= TASK STATEMENT =
Reproduce the lines below verbatim, from the first line of the records through the line containing "Point (122, 452, 145, 467)", inclusive.

= EXCERPTED DATA =
━━━━━━━━━━━━━━━━━━━━

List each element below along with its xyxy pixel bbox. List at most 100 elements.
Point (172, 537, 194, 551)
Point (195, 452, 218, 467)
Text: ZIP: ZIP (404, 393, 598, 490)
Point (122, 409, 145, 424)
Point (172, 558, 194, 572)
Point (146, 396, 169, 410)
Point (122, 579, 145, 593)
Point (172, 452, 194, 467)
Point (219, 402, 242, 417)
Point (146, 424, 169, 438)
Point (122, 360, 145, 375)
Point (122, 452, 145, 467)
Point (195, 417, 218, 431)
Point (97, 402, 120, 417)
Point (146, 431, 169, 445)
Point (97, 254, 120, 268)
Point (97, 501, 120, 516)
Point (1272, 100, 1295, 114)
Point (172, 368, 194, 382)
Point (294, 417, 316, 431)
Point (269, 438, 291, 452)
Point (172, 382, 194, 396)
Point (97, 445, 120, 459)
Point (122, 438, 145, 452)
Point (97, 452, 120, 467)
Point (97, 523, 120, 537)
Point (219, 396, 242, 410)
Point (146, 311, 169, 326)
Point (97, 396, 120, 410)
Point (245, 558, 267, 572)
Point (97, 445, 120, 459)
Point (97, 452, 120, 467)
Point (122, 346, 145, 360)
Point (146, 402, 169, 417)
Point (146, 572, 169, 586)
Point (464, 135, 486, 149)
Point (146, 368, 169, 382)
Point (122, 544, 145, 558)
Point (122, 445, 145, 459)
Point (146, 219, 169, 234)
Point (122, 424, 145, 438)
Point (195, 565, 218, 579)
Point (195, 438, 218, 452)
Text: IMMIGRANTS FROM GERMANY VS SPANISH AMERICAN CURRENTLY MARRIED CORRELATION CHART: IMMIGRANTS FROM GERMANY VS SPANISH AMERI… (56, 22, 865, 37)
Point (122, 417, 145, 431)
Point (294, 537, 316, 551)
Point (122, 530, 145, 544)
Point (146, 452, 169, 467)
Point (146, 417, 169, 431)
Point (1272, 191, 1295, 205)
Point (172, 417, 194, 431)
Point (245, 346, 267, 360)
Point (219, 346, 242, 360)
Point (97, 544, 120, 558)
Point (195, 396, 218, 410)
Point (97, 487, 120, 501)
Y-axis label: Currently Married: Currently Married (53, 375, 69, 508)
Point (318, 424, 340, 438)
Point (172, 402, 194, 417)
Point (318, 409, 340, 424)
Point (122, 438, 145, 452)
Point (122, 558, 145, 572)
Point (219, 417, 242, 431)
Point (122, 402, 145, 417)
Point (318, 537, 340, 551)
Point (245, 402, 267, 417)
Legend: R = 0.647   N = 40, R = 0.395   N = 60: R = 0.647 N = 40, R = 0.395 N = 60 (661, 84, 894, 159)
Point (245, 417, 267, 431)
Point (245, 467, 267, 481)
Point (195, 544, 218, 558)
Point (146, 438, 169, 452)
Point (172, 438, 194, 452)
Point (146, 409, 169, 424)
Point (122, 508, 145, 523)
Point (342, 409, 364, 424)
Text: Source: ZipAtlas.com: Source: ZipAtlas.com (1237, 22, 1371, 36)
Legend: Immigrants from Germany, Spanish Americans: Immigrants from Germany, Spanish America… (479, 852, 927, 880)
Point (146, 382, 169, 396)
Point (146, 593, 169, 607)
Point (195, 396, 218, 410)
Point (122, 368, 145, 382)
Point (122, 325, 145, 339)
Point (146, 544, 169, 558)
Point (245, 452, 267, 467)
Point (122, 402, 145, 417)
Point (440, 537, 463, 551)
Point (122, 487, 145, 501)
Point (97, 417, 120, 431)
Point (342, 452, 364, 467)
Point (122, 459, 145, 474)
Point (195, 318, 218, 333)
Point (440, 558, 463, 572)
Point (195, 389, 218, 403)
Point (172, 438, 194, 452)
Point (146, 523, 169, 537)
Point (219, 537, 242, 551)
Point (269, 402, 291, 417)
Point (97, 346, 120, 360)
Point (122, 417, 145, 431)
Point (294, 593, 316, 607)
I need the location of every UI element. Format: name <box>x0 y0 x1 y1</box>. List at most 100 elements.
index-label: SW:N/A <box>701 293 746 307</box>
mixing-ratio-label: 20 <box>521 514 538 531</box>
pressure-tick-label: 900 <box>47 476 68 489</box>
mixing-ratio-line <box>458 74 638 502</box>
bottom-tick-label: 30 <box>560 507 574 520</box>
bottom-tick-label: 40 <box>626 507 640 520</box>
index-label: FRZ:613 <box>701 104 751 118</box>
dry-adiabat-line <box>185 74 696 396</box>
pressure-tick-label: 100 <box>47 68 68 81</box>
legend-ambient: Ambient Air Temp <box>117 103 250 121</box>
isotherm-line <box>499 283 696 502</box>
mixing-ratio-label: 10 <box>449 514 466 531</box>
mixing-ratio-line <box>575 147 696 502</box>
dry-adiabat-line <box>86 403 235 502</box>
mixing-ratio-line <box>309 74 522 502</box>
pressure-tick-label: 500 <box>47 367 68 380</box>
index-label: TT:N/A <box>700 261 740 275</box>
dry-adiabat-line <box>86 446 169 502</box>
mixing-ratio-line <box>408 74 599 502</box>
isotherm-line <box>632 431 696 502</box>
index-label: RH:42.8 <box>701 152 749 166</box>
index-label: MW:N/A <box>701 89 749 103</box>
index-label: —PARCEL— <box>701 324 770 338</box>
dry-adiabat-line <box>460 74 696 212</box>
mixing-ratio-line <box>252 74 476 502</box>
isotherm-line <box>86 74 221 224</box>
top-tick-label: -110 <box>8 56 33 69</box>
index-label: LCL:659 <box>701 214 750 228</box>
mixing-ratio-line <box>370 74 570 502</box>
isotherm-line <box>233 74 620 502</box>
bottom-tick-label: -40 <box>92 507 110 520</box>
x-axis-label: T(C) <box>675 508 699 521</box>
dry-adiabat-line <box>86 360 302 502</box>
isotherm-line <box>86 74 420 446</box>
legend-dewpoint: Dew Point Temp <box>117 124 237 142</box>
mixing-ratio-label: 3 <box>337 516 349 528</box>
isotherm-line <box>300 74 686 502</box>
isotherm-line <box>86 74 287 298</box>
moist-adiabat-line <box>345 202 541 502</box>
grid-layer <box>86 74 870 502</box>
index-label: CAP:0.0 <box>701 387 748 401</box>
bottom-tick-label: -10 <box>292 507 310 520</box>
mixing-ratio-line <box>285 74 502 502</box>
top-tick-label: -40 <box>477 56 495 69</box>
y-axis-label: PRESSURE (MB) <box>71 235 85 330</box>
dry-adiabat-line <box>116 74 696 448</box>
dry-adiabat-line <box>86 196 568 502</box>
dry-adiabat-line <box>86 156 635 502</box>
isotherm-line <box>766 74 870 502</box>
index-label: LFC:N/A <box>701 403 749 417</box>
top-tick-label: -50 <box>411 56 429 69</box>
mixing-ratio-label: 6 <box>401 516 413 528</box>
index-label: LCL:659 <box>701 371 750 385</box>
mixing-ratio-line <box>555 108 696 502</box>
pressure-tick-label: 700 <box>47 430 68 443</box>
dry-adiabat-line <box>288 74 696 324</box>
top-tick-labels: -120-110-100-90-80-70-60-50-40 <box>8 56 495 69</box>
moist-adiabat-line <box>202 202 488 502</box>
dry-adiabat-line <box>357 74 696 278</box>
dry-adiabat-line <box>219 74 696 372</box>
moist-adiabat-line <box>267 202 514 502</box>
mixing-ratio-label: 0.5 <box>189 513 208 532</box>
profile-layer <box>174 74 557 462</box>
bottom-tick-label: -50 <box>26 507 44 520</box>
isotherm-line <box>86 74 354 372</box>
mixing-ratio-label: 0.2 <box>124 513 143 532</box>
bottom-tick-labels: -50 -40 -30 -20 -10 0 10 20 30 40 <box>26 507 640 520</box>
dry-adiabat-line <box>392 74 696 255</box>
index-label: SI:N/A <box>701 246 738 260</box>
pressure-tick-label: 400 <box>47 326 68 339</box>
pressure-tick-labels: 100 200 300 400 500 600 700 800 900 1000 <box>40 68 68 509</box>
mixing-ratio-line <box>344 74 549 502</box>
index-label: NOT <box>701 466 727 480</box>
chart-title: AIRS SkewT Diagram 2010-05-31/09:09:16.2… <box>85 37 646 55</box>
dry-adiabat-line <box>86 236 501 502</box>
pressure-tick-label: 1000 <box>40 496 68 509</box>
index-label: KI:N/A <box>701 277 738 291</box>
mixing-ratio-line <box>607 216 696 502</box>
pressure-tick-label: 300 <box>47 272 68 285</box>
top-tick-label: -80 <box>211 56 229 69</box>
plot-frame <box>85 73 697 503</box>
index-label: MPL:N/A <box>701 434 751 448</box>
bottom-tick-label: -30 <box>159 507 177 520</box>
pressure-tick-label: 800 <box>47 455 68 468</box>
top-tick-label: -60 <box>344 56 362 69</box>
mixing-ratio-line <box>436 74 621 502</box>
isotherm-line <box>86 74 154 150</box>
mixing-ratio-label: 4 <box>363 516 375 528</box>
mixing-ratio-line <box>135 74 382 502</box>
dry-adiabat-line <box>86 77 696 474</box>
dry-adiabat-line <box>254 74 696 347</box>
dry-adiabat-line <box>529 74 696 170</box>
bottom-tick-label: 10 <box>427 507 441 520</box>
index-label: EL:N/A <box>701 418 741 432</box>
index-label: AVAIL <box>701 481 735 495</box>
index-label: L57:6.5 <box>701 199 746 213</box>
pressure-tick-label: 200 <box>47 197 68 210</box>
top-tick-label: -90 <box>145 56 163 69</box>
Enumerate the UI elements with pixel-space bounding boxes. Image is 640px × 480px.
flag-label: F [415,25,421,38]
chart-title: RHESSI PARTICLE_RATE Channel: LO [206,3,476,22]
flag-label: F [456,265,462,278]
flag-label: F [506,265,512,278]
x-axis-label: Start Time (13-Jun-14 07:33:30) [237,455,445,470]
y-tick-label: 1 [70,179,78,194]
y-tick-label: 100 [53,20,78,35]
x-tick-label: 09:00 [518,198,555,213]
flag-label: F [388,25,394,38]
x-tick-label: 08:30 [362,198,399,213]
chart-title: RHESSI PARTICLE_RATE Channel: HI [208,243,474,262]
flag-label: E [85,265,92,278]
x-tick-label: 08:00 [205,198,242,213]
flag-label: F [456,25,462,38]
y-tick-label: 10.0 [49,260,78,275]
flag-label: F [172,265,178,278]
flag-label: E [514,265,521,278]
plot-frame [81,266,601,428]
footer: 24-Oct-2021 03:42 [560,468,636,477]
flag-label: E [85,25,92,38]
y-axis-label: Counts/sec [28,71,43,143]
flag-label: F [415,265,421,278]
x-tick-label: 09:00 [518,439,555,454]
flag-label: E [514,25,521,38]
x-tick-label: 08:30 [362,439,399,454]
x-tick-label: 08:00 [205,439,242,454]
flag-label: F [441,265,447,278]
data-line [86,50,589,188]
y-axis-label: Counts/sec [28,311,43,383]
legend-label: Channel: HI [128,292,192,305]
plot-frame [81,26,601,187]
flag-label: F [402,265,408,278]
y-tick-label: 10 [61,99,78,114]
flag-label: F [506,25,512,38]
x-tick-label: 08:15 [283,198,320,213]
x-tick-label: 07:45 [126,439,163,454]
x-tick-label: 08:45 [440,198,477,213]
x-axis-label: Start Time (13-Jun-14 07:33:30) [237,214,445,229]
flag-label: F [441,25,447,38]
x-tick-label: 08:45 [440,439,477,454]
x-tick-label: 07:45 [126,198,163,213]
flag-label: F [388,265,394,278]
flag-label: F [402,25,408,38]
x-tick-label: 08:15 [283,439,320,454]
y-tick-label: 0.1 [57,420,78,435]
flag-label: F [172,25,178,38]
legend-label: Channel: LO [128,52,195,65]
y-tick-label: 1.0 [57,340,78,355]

━━━━━━━━━━━━━━━━━━━━

= ANSWER TO THE PROBLEM =
List each element below along with its xyxy pixel bbox. List at most 100 elements.
Point (172, 537, 194, 551)
Point (195, 452, 218, 467)
Text: ZIP: ZIP (404, 393, 598, 490)
Point (122, 409, 145, 424)
Point (172, 558, 194, 572)
Point (146, 396, 169, 410)
Point (122, 579, 145, 593)
Point (172, 452, 194, 467)
Point (219, 402, 242, 417)
Point (146, 424, 169, 438)
Point (122, 360, 145, 375)
Point (122, 452, 145, 467)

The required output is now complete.